Locate all lines with the word "October". Copy them.
☆ ☆ ☆
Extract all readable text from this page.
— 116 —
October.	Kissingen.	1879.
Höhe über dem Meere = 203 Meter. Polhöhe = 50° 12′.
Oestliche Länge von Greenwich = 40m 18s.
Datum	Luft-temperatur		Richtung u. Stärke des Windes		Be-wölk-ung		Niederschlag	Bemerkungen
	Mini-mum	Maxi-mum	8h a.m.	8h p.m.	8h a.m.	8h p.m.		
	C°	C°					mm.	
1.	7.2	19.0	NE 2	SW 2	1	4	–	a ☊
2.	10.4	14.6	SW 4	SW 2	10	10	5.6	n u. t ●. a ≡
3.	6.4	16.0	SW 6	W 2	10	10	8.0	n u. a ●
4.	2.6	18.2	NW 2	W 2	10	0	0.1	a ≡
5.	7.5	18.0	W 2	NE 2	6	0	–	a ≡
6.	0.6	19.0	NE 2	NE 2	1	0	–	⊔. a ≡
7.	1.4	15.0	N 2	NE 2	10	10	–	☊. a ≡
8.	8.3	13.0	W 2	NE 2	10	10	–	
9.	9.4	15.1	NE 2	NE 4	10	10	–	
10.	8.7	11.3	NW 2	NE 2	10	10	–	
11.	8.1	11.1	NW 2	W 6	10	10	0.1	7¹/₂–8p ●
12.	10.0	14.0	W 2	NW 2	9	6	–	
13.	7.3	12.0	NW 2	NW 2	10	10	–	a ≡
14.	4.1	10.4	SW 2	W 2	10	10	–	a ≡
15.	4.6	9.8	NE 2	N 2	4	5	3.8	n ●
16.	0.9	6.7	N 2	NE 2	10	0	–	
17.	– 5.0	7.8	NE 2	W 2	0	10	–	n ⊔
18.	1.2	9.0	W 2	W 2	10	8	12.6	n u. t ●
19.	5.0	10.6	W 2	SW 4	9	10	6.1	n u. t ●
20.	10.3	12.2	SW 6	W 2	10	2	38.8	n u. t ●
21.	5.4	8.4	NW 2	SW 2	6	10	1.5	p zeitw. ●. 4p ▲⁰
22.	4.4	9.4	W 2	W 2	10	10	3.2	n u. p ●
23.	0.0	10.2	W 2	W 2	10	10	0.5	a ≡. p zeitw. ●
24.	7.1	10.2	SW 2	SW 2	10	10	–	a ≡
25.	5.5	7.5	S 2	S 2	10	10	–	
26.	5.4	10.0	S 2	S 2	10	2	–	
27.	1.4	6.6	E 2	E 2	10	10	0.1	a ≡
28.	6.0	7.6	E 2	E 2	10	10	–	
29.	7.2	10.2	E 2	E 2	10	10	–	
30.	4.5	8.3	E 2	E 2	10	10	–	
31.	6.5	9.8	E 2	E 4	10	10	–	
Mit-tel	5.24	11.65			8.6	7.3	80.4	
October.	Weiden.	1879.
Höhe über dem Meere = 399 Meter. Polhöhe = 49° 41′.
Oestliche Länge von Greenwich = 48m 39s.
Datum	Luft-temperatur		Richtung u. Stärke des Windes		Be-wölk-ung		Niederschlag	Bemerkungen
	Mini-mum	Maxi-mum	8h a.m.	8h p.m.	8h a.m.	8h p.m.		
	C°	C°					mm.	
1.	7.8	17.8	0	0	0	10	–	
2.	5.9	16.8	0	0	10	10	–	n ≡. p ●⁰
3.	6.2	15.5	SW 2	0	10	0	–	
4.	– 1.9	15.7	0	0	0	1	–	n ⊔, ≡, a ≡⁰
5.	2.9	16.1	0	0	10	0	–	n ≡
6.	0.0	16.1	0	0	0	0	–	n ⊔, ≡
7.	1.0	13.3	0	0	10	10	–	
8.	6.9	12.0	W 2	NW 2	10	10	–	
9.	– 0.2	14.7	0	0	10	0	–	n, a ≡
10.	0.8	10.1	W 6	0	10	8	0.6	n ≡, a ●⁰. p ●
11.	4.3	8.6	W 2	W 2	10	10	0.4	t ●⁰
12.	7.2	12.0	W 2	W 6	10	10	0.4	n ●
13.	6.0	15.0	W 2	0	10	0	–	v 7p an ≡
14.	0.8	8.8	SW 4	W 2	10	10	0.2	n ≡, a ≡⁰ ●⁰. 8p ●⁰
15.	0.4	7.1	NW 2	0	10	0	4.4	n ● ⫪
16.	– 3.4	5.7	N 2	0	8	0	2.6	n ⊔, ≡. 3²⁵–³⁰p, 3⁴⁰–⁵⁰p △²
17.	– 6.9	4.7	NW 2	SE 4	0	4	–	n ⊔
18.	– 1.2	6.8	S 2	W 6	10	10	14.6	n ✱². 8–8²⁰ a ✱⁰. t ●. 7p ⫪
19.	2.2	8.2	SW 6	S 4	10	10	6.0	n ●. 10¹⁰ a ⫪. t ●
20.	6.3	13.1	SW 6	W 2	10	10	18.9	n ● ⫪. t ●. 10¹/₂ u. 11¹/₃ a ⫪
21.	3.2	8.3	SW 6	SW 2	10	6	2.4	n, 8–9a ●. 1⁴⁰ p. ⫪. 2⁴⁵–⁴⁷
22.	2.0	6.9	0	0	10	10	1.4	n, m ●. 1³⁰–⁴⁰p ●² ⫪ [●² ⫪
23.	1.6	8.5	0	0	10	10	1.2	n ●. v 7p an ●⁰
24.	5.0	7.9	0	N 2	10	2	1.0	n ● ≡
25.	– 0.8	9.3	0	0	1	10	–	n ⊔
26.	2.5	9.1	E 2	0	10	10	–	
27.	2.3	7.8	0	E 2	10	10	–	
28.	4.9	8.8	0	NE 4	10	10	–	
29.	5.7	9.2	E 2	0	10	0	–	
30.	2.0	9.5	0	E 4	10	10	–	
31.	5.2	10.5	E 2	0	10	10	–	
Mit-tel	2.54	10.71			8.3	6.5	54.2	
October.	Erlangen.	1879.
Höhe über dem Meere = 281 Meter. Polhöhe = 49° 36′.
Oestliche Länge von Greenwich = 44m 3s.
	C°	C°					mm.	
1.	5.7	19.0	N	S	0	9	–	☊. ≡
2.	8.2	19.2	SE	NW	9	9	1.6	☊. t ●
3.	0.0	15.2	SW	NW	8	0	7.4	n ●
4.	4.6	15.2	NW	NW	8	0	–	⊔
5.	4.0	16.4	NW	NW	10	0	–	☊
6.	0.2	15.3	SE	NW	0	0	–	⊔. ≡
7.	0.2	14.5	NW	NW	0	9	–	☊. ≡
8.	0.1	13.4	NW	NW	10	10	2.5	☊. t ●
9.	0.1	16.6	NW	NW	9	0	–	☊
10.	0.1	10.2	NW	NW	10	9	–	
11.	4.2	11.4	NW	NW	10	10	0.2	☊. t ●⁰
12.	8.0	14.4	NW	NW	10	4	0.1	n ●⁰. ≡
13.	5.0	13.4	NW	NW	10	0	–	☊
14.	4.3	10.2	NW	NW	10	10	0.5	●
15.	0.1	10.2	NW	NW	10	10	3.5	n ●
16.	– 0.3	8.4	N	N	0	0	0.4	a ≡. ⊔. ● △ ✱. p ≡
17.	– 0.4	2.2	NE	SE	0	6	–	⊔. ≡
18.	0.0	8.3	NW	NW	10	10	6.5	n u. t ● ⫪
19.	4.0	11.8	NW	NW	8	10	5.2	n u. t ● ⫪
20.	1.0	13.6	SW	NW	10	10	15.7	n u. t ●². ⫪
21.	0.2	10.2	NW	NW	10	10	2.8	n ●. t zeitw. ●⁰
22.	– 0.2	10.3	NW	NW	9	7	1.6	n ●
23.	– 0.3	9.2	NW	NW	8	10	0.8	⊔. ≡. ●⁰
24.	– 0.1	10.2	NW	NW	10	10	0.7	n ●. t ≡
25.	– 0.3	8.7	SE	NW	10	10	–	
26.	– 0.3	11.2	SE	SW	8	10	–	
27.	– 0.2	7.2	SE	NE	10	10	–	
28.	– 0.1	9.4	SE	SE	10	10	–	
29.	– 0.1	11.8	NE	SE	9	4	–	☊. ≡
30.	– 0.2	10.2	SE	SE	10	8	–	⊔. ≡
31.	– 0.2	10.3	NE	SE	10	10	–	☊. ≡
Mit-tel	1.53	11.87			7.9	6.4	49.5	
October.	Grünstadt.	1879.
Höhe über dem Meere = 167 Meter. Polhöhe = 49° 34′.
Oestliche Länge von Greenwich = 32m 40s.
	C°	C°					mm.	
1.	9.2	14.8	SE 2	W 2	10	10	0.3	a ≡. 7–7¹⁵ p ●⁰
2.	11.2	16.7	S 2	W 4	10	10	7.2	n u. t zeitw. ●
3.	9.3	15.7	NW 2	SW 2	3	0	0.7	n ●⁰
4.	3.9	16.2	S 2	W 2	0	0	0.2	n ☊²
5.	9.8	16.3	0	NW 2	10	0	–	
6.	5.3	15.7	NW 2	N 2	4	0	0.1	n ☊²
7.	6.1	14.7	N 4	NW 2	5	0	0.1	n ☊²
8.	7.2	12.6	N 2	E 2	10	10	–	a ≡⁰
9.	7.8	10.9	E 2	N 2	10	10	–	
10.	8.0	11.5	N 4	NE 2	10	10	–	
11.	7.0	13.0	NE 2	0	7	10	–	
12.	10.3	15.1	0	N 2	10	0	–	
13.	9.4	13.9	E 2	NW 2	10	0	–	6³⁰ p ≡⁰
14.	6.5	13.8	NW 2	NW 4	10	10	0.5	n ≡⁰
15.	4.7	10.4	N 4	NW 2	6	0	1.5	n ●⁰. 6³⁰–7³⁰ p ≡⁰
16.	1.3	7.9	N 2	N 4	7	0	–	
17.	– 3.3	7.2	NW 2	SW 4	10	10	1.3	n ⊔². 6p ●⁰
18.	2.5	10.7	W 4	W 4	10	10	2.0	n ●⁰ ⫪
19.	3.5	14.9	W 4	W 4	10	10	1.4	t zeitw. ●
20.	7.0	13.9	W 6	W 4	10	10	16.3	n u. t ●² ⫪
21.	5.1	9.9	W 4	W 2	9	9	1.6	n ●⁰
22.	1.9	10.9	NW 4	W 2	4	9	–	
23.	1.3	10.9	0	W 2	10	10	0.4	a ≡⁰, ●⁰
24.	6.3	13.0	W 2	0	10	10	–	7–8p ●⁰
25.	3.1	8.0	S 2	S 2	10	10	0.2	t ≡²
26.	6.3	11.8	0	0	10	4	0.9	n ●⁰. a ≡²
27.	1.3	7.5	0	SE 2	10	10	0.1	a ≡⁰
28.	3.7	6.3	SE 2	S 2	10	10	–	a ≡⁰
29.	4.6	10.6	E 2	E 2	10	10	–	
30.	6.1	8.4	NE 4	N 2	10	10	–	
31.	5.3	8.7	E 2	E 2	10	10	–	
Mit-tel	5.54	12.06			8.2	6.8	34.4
☆ ☆ ☆
▸ **Task answer**:
October.	Kissingen.	1879.
October.	Weiden.	1879.
October.	Erlangen.	1879.
October.	Grünstadt.	1879.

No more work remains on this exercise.